*GIVEN INSTRUCTION*: Copy out every line of the records where the string "极安装过电流脱扣元件" occurs.

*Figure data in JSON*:

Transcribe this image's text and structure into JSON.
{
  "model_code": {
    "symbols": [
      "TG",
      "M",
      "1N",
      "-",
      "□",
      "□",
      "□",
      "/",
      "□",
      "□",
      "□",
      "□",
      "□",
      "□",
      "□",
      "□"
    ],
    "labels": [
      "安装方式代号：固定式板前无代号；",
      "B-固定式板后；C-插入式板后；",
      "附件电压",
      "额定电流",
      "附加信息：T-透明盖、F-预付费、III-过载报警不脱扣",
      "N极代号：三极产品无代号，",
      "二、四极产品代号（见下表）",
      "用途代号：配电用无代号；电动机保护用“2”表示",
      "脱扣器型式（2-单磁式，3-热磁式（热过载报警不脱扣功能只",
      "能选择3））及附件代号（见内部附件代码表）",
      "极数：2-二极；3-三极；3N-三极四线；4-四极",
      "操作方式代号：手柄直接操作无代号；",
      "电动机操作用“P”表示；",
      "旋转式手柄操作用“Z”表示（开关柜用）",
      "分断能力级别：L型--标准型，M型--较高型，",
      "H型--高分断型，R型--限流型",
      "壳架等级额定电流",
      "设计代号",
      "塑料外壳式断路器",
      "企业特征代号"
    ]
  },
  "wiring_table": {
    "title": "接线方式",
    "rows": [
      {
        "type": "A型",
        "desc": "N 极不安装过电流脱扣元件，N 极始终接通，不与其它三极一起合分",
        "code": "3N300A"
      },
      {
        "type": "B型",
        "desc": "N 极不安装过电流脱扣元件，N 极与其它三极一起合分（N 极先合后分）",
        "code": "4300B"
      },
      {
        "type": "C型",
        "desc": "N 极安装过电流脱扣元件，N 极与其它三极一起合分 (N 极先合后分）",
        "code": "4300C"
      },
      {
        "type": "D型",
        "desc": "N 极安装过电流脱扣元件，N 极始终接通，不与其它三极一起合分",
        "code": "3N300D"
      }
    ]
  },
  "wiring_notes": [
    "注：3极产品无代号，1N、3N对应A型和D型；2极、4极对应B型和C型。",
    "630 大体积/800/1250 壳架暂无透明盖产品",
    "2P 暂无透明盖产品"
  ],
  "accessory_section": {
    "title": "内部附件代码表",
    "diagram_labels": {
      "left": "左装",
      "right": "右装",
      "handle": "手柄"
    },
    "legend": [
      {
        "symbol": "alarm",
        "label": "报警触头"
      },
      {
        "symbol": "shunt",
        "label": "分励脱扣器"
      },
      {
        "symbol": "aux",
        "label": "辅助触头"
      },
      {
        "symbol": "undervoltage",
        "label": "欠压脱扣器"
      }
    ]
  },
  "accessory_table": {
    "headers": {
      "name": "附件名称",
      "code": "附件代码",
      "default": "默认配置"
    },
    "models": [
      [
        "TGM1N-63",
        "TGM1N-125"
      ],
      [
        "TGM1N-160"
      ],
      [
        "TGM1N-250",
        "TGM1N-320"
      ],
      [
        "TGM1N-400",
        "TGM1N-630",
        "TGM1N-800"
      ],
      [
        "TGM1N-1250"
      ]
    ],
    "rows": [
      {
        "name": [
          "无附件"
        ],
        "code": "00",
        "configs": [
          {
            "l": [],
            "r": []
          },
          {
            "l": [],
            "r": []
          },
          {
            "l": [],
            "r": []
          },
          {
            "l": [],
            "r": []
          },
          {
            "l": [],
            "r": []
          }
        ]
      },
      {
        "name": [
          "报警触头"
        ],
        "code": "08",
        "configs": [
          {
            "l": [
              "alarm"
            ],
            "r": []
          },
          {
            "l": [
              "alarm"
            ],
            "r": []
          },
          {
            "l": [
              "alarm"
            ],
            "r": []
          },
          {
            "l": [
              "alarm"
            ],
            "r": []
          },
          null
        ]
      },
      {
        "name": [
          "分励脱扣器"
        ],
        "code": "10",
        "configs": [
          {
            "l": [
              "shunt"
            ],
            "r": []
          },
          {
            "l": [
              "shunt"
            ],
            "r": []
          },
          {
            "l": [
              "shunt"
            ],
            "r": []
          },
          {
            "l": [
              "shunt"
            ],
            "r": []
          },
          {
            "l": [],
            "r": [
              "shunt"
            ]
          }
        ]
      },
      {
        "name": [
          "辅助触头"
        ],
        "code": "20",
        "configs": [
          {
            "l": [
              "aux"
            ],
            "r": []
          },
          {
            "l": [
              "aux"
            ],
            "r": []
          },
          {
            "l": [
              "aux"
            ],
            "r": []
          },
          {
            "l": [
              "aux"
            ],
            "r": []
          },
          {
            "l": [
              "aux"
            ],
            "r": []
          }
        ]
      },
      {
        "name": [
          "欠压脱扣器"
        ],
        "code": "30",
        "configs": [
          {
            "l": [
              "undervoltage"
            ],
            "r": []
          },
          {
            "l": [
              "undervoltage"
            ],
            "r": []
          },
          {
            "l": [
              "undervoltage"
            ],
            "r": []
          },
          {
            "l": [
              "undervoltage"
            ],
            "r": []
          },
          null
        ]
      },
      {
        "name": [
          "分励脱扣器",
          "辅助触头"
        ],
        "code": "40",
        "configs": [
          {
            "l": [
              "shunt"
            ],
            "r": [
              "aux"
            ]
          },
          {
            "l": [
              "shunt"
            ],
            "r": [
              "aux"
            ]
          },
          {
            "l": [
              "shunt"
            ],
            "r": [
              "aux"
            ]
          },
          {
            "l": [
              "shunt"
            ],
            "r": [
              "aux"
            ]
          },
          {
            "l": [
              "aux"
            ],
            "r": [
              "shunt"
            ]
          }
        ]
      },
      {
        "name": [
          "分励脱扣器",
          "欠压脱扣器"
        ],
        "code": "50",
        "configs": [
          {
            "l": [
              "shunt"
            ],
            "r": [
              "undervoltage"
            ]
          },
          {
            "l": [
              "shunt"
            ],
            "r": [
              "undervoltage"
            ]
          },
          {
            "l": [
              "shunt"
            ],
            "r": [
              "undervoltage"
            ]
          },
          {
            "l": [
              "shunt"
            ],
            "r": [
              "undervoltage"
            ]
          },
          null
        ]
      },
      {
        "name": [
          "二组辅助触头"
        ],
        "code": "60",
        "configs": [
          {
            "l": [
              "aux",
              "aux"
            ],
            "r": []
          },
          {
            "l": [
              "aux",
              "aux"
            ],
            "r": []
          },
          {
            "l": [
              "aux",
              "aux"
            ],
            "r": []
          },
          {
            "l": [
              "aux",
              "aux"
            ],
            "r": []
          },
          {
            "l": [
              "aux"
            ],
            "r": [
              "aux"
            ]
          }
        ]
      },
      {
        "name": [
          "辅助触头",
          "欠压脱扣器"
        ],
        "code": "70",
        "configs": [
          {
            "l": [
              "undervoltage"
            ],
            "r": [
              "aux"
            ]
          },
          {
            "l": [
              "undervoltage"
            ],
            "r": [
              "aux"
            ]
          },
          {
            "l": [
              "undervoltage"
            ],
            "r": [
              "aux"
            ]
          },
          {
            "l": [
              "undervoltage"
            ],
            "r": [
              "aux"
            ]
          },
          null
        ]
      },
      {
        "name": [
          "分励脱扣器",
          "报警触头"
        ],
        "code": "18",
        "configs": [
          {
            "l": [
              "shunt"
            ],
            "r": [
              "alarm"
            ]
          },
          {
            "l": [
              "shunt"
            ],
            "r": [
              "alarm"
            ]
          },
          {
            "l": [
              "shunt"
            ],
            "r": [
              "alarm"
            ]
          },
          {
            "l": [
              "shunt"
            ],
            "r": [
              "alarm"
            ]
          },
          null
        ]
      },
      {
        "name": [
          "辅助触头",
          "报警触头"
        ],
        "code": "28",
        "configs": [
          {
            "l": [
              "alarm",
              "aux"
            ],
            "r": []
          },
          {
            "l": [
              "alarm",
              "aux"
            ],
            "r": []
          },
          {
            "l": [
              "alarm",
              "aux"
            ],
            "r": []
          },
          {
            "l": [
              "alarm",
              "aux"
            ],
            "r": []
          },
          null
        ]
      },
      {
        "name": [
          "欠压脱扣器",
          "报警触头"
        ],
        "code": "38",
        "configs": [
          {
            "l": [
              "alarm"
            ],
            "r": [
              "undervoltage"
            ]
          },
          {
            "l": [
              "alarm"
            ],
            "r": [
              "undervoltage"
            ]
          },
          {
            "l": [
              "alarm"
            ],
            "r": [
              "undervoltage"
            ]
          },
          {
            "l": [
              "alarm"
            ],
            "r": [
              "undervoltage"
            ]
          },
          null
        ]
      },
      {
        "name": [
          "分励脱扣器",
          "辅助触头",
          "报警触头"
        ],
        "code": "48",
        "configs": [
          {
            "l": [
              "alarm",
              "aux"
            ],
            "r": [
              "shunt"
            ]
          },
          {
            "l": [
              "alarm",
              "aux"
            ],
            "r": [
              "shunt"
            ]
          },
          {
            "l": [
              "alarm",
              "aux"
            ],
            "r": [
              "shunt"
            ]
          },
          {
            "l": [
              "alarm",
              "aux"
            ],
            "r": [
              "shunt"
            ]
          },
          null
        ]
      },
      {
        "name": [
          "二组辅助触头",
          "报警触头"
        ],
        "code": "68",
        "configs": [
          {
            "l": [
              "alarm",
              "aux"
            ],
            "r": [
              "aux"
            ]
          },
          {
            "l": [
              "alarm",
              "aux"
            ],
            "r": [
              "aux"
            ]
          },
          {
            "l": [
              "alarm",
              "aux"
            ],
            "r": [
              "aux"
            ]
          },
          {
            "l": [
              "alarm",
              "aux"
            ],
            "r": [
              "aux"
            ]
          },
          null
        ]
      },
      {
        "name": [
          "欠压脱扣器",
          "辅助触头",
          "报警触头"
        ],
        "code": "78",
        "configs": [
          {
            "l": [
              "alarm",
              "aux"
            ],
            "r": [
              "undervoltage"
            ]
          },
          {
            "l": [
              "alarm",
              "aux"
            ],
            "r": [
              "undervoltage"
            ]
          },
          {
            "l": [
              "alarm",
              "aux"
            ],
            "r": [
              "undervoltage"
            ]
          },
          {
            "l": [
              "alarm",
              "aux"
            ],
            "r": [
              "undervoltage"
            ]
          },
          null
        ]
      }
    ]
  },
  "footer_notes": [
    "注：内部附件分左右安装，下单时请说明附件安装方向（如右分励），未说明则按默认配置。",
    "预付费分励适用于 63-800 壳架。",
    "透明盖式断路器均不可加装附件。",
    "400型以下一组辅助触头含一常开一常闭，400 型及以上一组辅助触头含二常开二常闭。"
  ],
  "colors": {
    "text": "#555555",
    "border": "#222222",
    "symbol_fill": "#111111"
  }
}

*ANSWER IN FULL*:
        "desc": "N 极安装过电流脱扣元件，N 极与其它三极一起合分 (N 极先合后分）",
        "desc": "N 极安装过电流脱扣元件，N 极始终接通，不与其它三极一起合分",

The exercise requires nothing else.